* begin DATASET ENTRIES *

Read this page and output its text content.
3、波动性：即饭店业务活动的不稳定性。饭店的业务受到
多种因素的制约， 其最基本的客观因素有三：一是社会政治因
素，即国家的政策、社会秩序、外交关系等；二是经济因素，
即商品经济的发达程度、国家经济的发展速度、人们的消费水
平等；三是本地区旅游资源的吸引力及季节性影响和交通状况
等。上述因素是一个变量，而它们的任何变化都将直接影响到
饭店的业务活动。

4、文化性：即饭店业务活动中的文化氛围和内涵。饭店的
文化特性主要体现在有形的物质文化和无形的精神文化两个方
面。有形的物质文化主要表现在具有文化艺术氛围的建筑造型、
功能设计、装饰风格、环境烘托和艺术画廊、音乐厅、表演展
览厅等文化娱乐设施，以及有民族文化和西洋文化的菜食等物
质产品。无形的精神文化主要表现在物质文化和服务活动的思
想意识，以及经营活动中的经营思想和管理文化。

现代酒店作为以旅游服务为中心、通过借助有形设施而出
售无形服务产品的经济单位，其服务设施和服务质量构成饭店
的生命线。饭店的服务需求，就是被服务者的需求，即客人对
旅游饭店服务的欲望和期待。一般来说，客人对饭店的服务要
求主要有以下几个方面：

* end DATASET ENTRIES *

* [GOAL]: Give the listing again, word for word.

* [FINAL RESULT]:
Read this page and output its text content.
3、波动性：即饭店业务活动的不稳定性。饭店的业务受到
多种因素的制约， 其最基本的客观因素有三：一是社会政治因
素，即国家的政策、社会秩序、外交关系等；二是经济因素，
即商品经济的发达程度、国家经济的发展速度、人们的消费水
平等；三是本地区旅游资源的吸引力及季节性影响和交通状况
等。上述因素是一个变量，而它们的任何变化都将直接影响到
饭店的业务活动。

4、文化性：即饭店业务活动中的文化氛围和内涵。饭店的
文化特性主要体现在有形的物质文化和无形的精神文化两个方
面。有形的物质文化主要表现在具有文化艺术氛围的建筑造型、
功能设计、装饰风格、环境烘托和艺术画廊、音乐厅、表演展
览厅等文化娱乐设施，以及有民族文化和西洋文化的菜食等物
质产品。无形的精神文化主要表现在物质文化和服务活动的思
想意识，以及经营活动中的经营思想和管理文化。

现代酒店作为以旅游服务为中心、通过借助有形设施而出
售无形服务产品的经济单位，其服务设施和服务质量构成饭店
的生命线。饭店的服务需求，就是被服务者的需求，即客人对
旅游饭店服务的欲望和期待。一般来说，客人对饭店的服务要
求主要有以下几个方面：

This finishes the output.